--- PROBLEM TO WORK ON ---
Transcribe the entries below exactly.

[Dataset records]
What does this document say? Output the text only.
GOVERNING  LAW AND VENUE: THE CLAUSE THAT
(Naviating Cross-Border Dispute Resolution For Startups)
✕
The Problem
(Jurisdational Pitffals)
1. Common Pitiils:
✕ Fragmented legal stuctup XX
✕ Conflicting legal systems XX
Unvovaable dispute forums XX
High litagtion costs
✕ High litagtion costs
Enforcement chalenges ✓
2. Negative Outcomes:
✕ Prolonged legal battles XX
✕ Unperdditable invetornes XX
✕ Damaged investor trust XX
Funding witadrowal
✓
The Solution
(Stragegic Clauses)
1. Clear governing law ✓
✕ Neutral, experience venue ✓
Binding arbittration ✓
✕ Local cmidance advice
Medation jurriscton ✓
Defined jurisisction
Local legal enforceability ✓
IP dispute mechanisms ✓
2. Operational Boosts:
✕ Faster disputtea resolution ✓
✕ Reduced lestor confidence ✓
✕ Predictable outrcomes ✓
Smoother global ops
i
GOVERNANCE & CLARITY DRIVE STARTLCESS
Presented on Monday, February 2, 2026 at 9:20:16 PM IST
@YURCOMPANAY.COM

--- SOLUTION TO THIS EXERCISE ---
What does this document say? Output the text only.
GOVERNING  LAW AND VENUE: THE CLAUSE THAT
(Naviating Cross-Border Dispute Resolution For Startups)
✕
The Problem
(Jurisdational Pitffals)
1. Common Pitiils:
✕ Fragmented legal stuctup XX
✕ Conflicting legal systems XX
Unvovaable dispute forums XX
High litagtion costs
✕ High litagtion costs
Enforcement chalenges ✓
2. Negative Outcomes:
✕ Prolonged legal battles XX
✕ Unperdditable invetornes XX
✕ Damaged investor trust XX
Funding witadrowal
✓
The Solution
(Stragegic Clauses)
1. Clear governing law ✓
✕ Neutral, experience venue ✓
Binding arbittration ✓
✕ Local cmidance advice
Medation jurriscton ✓
Defined jurisisction
Local legal enforceability ✓
IP dispute mechanisms ✓
2. Operational Boosts:
✕ Faster disputtea resolution ✓
✕ Reduced lestor confidence ✓
✕ Predictable outrcomes ✓
Smoother global ops
i
GOVERNANCE & CLARITY DRIVE STARTLCESS
Presented on Monday, February 2, 2026 at 9:20:16 PM IST
@YURCOMPANAY.COM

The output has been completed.